→ **DIRECTIONS FOR THIS TASK**:
Put every line of the records below into a numbered list, and skip any blank lines.

A block of data:
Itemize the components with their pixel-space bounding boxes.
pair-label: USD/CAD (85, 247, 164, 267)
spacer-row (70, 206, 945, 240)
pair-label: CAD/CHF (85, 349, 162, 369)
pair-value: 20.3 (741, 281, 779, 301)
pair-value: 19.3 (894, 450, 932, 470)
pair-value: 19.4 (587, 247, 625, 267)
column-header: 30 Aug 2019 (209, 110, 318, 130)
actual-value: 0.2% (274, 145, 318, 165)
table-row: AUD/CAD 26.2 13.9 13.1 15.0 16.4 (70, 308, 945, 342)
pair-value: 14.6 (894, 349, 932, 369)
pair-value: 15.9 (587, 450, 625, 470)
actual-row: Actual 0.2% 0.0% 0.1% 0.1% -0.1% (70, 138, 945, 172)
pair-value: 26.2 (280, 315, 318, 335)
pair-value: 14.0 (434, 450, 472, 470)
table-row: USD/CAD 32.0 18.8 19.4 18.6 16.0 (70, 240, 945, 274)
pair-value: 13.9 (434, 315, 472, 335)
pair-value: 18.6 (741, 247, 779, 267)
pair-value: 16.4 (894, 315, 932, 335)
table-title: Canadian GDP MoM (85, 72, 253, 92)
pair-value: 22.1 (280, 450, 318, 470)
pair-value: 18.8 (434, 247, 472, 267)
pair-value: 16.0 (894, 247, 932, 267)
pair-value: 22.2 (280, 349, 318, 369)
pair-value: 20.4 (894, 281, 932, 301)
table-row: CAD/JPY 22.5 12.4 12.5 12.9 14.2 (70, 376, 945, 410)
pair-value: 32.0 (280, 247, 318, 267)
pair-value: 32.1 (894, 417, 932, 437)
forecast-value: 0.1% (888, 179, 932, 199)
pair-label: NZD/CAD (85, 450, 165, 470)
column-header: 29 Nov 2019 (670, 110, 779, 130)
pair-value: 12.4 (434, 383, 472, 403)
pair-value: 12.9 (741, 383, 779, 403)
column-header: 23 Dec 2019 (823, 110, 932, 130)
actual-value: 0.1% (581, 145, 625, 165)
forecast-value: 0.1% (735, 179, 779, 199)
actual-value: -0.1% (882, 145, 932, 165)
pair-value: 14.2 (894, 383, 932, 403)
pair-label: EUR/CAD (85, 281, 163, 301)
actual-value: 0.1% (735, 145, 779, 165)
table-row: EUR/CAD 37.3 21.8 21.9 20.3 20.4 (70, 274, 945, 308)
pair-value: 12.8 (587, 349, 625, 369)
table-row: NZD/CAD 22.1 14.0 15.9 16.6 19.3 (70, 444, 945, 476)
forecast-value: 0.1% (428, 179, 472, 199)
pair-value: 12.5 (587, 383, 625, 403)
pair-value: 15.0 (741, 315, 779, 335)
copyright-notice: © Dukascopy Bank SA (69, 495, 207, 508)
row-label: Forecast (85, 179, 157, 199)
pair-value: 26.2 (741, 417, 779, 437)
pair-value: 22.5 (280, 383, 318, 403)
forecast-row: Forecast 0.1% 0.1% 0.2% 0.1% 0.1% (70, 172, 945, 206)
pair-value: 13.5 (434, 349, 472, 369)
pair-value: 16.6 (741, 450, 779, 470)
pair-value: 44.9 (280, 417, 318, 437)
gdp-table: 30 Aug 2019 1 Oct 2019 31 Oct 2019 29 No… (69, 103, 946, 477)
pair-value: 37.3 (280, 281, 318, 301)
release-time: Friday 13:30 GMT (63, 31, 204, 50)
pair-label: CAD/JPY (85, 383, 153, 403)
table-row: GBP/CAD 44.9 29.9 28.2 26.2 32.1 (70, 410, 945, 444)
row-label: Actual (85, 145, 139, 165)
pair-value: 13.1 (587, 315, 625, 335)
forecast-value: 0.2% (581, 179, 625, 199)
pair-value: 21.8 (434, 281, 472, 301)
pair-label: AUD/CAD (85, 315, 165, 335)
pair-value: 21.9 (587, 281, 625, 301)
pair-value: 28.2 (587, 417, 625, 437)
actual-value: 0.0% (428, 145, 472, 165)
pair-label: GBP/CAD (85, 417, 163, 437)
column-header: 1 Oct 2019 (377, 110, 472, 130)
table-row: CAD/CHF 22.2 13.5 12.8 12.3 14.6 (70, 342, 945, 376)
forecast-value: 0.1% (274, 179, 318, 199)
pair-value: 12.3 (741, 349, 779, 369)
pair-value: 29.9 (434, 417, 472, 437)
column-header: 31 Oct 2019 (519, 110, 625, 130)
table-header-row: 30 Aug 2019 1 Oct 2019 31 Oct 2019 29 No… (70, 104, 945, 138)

→ **SOLUTION**:
1. Itemize the components with their pixel-space bounding boxes.
2. pair-label: USD/CAD (85, 247, 164, 267)
3. spacer-row (70, 206, 945, 240)
4. pair-label: CAD/CHF (85, 349, 162, 369)
5. pair-value: 20.3 (741, 281, 779, 301)
6. pair-value: 19.3 (894, 450, 932, 470)
7. pair-value: 19.4 (587, 247, 625, 267)
8. column-header: 30 Aug 2019 (209, 110, 318, 130)
9. actual-value: 0.2% (274, 145, 318, 165)
10. table-row: AUD/CAD 26.2 13.9 13.1 15.0 16.4 (70, 308, 945, 342)
11. pair-value: 14.6 (894, 349, 932, 369)
12. pair-value: 15.9 (587, 450, 625, 470)
13. actual-row: Actual 0.2% 0.0% 0.1% 0.1% -0.1% (70, 138, 945, 172)
14. pair-value: 26.2 (280, 315, 318, 335)
15. pair-value: 14.0 (434, 450, 472, 470)
16. table-row: USD/CAD 32.0 18.8 19.4 18.6 16.0 (70, 240, 945, 274)
17. pair-value: 13.9 (434, 315, 472, 335)
18. pair-value: 18.6 (741, 247, 779, 267)
19. pair-value: 16.4 (894, 315, 932, 335)
20. table-title: Canadian GDP MoM (85, 72, 253, 92)
21. pair-value: 22.1 (280, 450, 318, 470)
22. pair-value: 18.8 (434, 247, 472, 267)
23. pair-value: 16.0 (894, 247, 932, 267)
24. pair-value: 22.2 (280, 349, 318, 369)
25. pair-value: 20.4 (894, 281, 932, 301)
26. table-row: CAD/JPY 22.5 12.4 12.5 12.9 14.2 (70, 376, 945, 410)
27. pair-value: 32.0 (280, 247, 318, 267)
28. pair-value: 32.1 (894, 417, 932, 437)
29. forecast-value: 0.1% (888, 179, 932, 199)
30. pair-label: NZD/CAD (85, 450, 165, 470)
31. column-header: 29 Nov 2019 (670, 110, 779, 130)
32. pair-value: 12.4 (434, 383, 472, 403)
33. pair-value: 12.9 (741, 383, 779, 403)
34. column-header: 23 Dec 2019 (823, 110, 932, 130)
35. actual-value: 0.1% (581, 145, 625, 165)
36. forecast-value: 0.1% (735, 179, 779, 199)
37. actual-value: -0.1% (882, 145, 932, 165)
38. pair-value: 14.2 (894, 383, 932, 403)
39. pair-label: EUR/CAD (85, 281, 163, 301)
40. actual-value: 0.1% (735, 145, 779, 165)
41. table-row: EUR/CAD 37.3 21.8 21.9 20.3 20.4 (70, 274, 945, 308)
42. pair-value: 12.8 (587, 349, 625, 369)
43. table-row: NZD/CAD 22.1 14.0 15.9 16.6 19.3 (70, 444, 945, 476)
44. forecast-value: 0.1% (428, 179, 472, 199)
45. pair-value: 12.5 (587, 383, 625, 403)
46. pair-value: 15.0 (741, 315, 779, 335)
47. copyright-notice: © Dukascopy Bank SA (69, 495, 207, 508)
48. row-label: Forecast (85, 179, 157, 199)
49. pair-value: 26.2 (741, 417, 779, 437)
50. pair-value: 22.5 (280, 383, 318, 403)
51. forecast-row: Forecast 0.1% 0.1% 0.2% 0.1% 0.1% (70, 172, 945, 206)
52. pair-value: 13.5 (434, 349, 472, 369)
53. pair-value: 16.6 (741, 450, 779, 470)
54. pair-value: 44.9 (280, 417, 318, 437)
55. gdp-table: 30 Aug 2019 1 Oct 2019 31 Oct 2019 29 No… (69, 103, 946, 477)
56. pair-value: 37.3 (280, 281, 318, 301)
57. release-time: Friday 13:30 GMT (63, 31, 204, 50)
58. pair-label: CAD/JPY (85, 383, 153, 403)
59. table-row: GBP/CAD 44.9 29.9 28.2 26.2 32.1 (70, 410, 945, 444)
60. row-label: Actual (85, 145, 139, 165)
61. pair-value: 13.1 (587, 315, 625, 335)
62. forecast-value: 0.2% (581, 179, 625, 199)
63. pair-value: 21.8 (434, 281, 472, 301)
64. pair-label: AUD/CAD (85, 315, 165, 335)
65. pair-value: 21.9 (587, 281, 625, 301)
66. pair-value: 28.2 (587, 417, 625, 437)
67. actual-value: 0.0% (428, 145, 472, 165)
68. pair-label: GBP/CAD (85, 417, 163, 437)
69. column-header: 1 Oct 2019 (377, 110, 472, 130)
70. table-row: CAD/CHF 22.2 13.5 12.8 12.3 14.6 (70, 342, 945, 376)
71. forecast-value: 0.1% (274, 179, 318, 199)
72. pair-value: 12.3 (741, 349, 779, 369)
73. pair-value: 29.9 (434, 417, 472, 437)
74. column-header: 31 Oct 2019 (519, 110, 625, 130)
75. table-header-row: 30 Aug 2019 1 Oct 2019 31 Oct 2019 29 No… (70, 104, 945, 138)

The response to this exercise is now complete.